▼▼▼

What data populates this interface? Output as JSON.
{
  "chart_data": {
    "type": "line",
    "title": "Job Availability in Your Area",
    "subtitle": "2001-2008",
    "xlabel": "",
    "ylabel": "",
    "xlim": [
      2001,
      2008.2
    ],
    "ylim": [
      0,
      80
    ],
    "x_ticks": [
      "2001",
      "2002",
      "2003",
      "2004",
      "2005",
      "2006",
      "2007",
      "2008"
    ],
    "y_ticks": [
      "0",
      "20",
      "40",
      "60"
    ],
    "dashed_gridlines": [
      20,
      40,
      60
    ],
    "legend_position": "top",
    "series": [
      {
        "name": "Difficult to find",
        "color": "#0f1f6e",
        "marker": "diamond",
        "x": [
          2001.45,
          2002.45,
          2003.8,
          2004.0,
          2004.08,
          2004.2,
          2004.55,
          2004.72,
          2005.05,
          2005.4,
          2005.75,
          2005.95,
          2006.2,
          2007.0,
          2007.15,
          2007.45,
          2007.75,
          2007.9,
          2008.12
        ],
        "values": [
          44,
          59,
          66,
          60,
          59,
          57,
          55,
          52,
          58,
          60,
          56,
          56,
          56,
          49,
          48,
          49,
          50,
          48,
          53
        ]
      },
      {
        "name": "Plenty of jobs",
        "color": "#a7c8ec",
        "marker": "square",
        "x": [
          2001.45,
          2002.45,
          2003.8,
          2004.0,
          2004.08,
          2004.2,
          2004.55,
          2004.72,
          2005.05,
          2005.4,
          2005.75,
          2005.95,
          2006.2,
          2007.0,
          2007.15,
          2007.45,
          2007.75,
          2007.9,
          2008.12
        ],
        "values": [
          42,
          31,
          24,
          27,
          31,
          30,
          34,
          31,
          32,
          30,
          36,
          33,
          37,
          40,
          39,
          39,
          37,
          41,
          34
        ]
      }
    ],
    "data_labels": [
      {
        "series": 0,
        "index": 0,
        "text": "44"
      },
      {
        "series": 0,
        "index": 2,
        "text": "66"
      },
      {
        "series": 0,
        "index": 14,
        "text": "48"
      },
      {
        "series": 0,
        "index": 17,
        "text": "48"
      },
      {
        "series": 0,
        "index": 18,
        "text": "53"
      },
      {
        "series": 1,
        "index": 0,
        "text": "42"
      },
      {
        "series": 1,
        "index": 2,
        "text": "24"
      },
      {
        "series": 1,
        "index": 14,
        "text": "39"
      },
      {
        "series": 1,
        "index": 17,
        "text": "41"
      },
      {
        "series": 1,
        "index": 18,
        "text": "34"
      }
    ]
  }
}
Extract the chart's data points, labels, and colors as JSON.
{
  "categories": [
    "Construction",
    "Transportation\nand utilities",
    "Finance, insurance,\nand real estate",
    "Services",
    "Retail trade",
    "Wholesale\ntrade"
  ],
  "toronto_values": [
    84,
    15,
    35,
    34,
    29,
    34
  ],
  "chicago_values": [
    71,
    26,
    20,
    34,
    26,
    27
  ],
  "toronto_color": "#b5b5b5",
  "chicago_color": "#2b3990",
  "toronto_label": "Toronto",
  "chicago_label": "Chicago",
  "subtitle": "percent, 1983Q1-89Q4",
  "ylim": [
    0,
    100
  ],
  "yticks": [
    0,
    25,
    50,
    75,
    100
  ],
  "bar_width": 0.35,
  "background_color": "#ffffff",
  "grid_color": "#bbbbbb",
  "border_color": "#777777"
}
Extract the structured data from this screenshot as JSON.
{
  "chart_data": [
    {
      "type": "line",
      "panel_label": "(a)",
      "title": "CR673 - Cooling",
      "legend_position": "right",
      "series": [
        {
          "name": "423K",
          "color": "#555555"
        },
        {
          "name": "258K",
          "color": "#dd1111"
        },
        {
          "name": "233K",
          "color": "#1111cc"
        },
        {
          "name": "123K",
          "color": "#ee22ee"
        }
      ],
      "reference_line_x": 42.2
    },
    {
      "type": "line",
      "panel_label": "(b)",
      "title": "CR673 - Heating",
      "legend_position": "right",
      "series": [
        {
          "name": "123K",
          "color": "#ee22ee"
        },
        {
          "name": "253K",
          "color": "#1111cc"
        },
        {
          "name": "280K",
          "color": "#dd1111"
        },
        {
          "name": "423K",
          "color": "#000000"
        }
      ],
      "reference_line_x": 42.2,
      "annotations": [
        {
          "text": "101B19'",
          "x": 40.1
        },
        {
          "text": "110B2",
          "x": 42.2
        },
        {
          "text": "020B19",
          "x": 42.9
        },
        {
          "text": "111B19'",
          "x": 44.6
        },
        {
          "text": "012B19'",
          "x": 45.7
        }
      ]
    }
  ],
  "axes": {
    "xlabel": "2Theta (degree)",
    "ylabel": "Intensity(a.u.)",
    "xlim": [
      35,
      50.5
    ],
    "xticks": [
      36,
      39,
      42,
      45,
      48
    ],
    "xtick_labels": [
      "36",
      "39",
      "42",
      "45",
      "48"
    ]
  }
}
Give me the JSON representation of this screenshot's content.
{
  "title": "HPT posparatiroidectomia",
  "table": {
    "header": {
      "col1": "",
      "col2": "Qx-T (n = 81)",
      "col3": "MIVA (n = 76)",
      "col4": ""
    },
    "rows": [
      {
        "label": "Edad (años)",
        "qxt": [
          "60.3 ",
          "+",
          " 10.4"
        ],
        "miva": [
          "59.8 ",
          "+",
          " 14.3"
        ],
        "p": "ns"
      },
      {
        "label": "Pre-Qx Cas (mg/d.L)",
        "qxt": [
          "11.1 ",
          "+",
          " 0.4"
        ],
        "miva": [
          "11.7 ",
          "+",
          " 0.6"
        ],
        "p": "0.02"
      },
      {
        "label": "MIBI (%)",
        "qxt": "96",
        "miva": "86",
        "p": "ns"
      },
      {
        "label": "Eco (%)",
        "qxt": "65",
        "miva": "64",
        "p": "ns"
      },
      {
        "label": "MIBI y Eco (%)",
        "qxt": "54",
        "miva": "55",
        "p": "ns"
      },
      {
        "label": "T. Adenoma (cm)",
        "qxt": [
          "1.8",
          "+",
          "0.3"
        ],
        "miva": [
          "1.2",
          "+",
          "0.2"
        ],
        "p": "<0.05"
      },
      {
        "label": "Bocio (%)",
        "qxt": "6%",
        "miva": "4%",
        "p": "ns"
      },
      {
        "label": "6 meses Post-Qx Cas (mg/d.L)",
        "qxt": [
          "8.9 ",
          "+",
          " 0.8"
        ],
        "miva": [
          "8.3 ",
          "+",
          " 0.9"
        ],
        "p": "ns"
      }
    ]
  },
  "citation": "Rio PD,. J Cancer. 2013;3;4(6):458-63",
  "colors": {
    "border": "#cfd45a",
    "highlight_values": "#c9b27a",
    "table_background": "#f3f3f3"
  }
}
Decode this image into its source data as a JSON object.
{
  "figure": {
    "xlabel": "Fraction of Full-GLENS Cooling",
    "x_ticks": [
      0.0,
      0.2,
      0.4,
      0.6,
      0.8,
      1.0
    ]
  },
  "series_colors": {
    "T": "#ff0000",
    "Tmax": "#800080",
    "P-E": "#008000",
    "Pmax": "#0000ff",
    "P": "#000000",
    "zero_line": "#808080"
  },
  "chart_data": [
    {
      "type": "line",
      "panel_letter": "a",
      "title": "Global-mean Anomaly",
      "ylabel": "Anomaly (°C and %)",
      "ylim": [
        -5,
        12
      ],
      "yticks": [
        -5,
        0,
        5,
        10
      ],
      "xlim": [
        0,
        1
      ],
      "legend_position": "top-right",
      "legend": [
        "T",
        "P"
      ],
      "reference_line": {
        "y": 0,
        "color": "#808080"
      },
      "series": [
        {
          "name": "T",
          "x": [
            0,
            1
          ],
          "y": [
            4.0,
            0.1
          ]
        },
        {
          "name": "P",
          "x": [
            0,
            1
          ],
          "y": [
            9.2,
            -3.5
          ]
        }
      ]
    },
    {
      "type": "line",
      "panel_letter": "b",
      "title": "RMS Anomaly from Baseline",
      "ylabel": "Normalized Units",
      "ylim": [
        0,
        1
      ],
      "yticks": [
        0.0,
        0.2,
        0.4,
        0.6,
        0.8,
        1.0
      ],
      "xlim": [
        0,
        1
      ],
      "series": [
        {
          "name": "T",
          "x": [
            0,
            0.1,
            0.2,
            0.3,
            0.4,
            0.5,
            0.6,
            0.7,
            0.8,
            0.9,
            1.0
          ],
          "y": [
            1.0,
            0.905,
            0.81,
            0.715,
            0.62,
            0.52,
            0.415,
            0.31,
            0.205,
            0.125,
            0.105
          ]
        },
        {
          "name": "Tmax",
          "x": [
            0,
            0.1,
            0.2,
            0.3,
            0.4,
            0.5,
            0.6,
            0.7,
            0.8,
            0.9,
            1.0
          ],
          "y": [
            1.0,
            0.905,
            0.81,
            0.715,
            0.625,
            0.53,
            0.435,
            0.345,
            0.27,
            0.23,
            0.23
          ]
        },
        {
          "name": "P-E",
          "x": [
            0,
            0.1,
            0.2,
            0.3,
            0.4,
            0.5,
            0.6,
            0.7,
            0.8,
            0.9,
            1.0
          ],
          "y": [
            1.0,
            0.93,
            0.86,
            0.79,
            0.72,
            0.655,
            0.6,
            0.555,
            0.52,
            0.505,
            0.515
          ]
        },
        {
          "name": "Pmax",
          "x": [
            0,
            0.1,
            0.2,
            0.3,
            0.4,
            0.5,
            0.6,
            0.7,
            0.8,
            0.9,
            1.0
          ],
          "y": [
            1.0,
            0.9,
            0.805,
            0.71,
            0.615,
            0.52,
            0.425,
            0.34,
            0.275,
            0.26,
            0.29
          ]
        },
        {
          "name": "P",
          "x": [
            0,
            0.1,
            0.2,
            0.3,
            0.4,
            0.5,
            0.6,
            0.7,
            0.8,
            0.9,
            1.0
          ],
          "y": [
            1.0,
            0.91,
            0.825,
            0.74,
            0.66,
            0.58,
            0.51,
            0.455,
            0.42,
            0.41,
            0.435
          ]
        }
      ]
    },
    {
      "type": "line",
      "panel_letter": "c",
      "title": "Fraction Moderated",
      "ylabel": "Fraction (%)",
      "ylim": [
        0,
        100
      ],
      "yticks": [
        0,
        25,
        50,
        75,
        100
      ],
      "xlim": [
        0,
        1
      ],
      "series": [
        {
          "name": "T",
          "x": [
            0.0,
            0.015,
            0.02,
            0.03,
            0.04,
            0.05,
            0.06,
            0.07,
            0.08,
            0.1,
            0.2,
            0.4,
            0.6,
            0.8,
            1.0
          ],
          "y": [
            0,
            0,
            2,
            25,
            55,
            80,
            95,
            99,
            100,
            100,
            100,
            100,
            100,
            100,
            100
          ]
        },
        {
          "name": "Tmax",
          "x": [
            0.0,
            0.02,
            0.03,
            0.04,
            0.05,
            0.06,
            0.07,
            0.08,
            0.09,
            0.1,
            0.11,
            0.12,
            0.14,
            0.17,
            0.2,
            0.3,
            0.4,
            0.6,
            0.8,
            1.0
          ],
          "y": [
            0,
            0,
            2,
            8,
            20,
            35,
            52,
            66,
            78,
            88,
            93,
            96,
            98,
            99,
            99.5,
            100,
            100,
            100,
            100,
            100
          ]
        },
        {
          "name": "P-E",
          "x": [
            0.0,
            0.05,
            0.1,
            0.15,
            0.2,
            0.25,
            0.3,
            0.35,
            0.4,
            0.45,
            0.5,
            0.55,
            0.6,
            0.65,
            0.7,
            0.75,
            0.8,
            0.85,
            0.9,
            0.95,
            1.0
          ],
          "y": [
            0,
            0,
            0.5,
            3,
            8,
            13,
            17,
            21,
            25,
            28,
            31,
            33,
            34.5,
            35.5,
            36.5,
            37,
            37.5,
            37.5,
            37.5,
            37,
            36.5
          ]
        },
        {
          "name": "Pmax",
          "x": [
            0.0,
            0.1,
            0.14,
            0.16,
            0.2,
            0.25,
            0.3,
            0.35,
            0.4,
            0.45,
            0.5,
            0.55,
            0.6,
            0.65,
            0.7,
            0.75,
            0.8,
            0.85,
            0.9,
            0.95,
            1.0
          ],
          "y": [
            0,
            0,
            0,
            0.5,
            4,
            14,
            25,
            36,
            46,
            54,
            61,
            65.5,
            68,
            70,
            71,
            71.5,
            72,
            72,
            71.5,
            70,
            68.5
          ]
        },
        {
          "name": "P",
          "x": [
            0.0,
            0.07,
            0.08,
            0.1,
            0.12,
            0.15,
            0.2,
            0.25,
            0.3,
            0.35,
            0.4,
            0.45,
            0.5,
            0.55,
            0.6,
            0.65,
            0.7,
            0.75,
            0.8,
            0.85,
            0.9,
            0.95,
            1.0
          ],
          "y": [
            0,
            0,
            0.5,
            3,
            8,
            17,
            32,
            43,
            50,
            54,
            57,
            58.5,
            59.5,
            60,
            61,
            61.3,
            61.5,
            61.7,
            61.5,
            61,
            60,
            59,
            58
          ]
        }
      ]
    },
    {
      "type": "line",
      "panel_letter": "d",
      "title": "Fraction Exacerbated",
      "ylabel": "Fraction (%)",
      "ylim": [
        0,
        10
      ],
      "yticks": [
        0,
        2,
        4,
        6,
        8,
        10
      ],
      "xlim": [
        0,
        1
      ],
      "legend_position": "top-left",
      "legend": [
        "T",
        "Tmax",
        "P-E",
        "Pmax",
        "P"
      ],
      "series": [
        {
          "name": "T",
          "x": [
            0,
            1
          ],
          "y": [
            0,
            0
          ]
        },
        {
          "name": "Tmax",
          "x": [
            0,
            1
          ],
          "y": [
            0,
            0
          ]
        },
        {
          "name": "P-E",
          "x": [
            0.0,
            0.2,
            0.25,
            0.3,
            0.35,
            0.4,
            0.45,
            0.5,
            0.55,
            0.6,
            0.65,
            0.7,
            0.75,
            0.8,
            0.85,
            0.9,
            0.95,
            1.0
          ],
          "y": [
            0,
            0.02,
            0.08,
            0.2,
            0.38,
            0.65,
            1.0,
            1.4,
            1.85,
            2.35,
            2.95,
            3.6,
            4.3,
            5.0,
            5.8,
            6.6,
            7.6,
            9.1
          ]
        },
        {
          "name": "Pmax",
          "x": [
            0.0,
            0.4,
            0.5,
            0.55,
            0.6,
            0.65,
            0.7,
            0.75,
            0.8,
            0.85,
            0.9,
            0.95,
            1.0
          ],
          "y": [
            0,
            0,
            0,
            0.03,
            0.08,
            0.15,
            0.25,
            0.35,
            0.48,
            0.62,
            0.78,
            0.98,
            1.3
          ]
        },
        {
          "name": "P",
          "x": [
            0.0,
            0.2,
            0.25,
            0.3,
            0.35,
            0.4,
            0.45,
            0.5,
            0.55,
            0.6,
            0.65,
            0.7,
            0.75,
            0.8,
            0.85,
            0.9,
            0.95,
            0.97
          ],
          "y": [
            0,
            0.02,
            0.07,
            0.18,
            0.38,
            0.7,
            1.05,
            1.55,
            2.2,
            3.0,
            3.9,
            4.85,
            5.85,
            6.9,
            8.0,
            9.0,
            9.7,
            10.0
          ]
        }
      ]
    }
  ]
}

▲▲▲

▶ [STATED PROBLEM] Search the data above for the string "subtitle" and copy each line that has it.

▶ [RESPONSE TO THE EXERCISE]
    "subtitle": "2001-2008",
  "subtitle": "percent, 1983Q1-89Q4",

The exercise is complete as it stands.